— Start Entries —

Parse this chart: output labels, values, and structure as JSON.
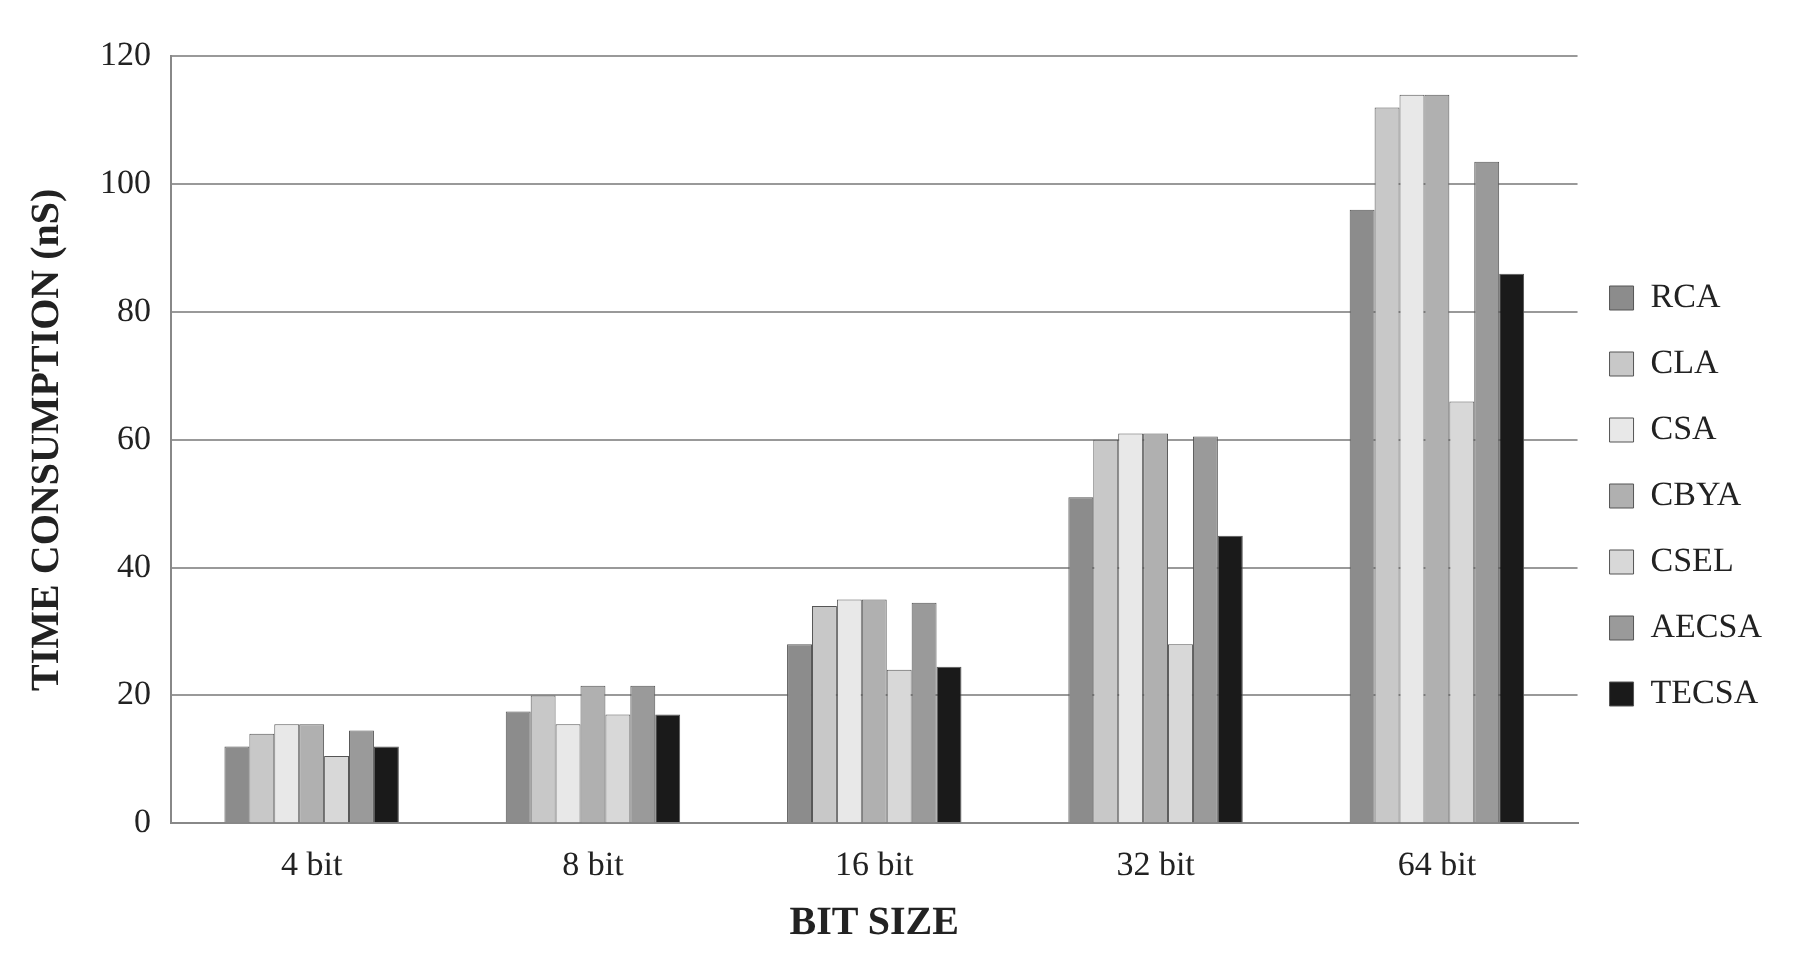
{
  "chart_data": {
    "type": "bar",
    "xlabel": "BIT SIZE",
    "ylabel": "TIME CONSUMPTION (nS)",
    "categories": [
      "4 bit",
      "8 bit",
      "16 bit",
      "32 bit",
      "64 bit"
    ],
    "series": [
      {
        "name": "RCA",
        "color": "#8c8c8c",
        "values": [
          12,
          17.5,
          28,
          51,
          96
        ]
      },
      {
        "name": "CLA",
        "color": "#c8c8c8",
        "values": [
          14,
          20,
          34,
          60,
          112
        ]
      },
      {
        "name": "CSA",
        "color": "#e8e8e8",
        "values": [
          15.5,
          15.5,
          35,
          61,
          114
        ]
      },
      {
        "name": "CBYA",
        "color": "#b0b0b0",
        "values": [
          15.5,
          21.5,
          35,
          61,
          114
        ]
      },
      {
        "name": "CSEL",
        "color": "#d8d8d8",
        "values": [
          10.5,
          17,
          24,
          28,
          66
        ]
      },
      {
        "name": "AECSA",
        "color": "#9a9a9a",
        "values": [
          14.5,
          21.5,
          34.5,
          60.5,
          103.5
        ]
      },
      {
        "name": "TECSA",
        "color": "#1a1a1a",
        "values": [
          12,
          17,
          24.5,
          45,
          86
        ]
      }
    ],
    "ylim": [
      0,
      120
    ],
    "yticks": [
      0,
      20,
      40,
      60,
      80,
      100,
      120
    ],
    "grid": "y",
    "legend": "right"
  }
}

— End Entries —

◆ Task directions ◆
Give every line above again exactly, with no pictures.

◆ Task result ◆
Parse this chart: output labels, values, and structure as JSON.
{
  "chart_data": {
    "type": "bar",
    "xlabel": "BIT SIZE",
    "ylabel": "TIME CONSUMPTION (nS)",
    "categories": [
      "4 bit",
      "8 bit",
      "16 bit",
      "32 bit",
      "64 bit"
    ],
    "series": [
      {
        "name": "RCA",
        "color": "#8c8c8c",
        "values": [
          12,
          17.5,
          28,
          51,
          96
        ]
      },
      {
        "name": "CLA",
        "color": "#c8c8c8",
        "values": [
          14,
          20,
          34,
          60,
          112
        ]
      },
      {
        "name": "CSA",
        "color": "#e8e8e8",
        "values": [
          15.5,
          15.5,
          35,
          61,
          114
        ]
      },
      {
        "name": "CBYA",
        "color": "#b0b0b0",
        "values": [
          15.5,
          21.5,
          35,
          61,
          114
        ]
      },
      {
        "name": "CSEL",
        "color": "#d8d8d8",
        "values": [
          10.5,
          17,
          24,
          28,
          66
        ]
      },
      {
        "name": "AECSA",
        "color": "#9a9a9a",
        "values": [
          14.5,
          21.5,
          34.5,
          60.5,
          103.5
        ]
      },
      {
        "name": "TECSA",
        "color": "#1a1a1a",
        "values": [
          12,
          17,
          24.5,
          45,
          86
        ]
      }
    ],
    "ylim": [
      0,
      120
    ],
    "yticks": [
      0,
      20,
      40,
      60,
      80,
      100,
      120
    ],
    "grid": "y",
    "legend": "right"
  }
}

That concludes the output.